Work required
Tally up the lines that include "картофельное" and state that number by itself.

═════ Given information

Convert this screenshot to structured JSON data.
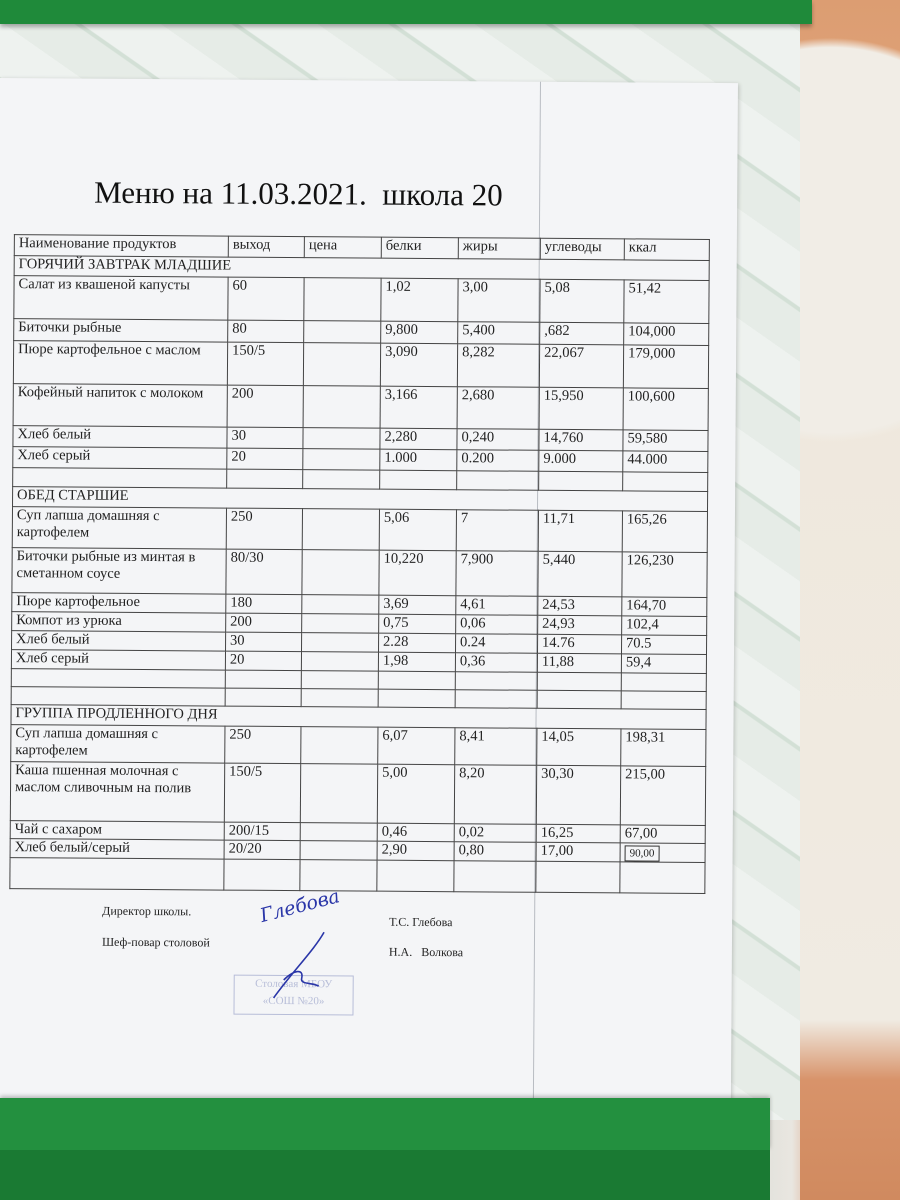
{
  "title": "Меню на 11.03.2021.  школа 20",
  "columns": [
    "Наименование продуктов",
    "выход",
    "цена",
    "белки",
    "жиры",
    "углеводы",
    "ккал"
  ],
  "sections": [
    {
      "name": "ГОРЯЧИЙ ЗАВТРАК МЛАДШИЕ",
      "rows": [
        [
          "Салат из квашеной капусты",
          "60",
          "",
          "1,02",
          "3,00",
          "5,08",
          "51,42"
        ],
        [
          "Биточки рыбные",
          "80",
          "",
          "9,800",
          "5,400",
          ",682",
          "104,000"
        ],
        [
          "Пюре картофельное с маслом",
          "150/5",
          "",
          "3,090",
          "8,282",
          "22,067",
          "179,000"
        ],
        [
          "Кофейный напиток с молоком",
          "200",
          "",
          "3,166",
          "2,680",
          "15,950",
          "100,600"
        ],
        [
          "Хлеб белый",
          "30",
          "",
          "2,280",
          "0,240",
          "14,760",
          "59,580"
        ],
        [
          "Хлеб серый",
          "20",
          "",
          "1.000",
          "0.200",
          "9.000",
          "44.000"
        ]
      ]
    },
    {
      "name": "ОБЕД СТАРШИЕ",
      "rows": [
        [
          "Суп лапша домашняя с картофелем",
          "250",
          "",
          "5,06",
          "7",
          "11,71",
          "165,26"
        ],
        [
          "Биточки рыбные из минтая в сметанном соусе",
          "80/30",
          "",
          "10,220",
          "7,900",
          "5,440",
          "126,230"
        ],
        [
          "Пюре картофельное",
          "180",
          "",
          "3,69",
          "4,61",
          "24,53",
          "164,70"
        ],
        [
          "Компот из урюка",
          "200",
          "",
          "0,75",
          "0,06",
          "24,93",
          "102,4"
        ],
        [
          "Хлеб белый",
          "30",
          "",
          "2.28",
          "0.24",
          "14.76",
          "70.5"
        ],
        [
          "Хлеб серый",
          "20",
          "",
          "1,98",
          "0,36",
          "11,88",
          "59,4"
        ]
      ]
    },
    {
      "name": "ГРУППА ПРОДЛЕННОГО ДНЯ",
      "rows": [
        [
          "Суп лапша домашняя с картофелем",
          "250",
          "",
          "6,07",
          "8,41",
          "14,05",
          "198,31"
        ],
        [
          "Каша пшенная молочная с маслом сливочным на полив",
          "150/5",
          "",
          "5,00",
          "8,20",
          "30,30",
          "215,00"
        ],
        [
          "Чай с сахаром",
          "200/15",
          "",
          "0,46",
          "0,02",
          "16,25",
          "67,00"
        ],
        [
          "Хлеб белый/серый",
          "20/20",
          "",
          "2,90",
          "0,80",
          "17,00",
          "90,00"
        ]
      ]
    }
  ],
  "footer": {
    "director_label": "Директор школы.",
    "chef_label": "Шеф-повар столовой",
    "director_name": "Т.С. Глебова",
    "chef_name": "Н.А.   Волкова",
    "signature": "Глебова",
    "stamp": "Столовая МБОУ «СОШ №20»"
  },
  "colors": {
    "frame": "#1f8a3a",
    "signature_ink": "#2a36a8"
  }
}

══════════

Exercise result
2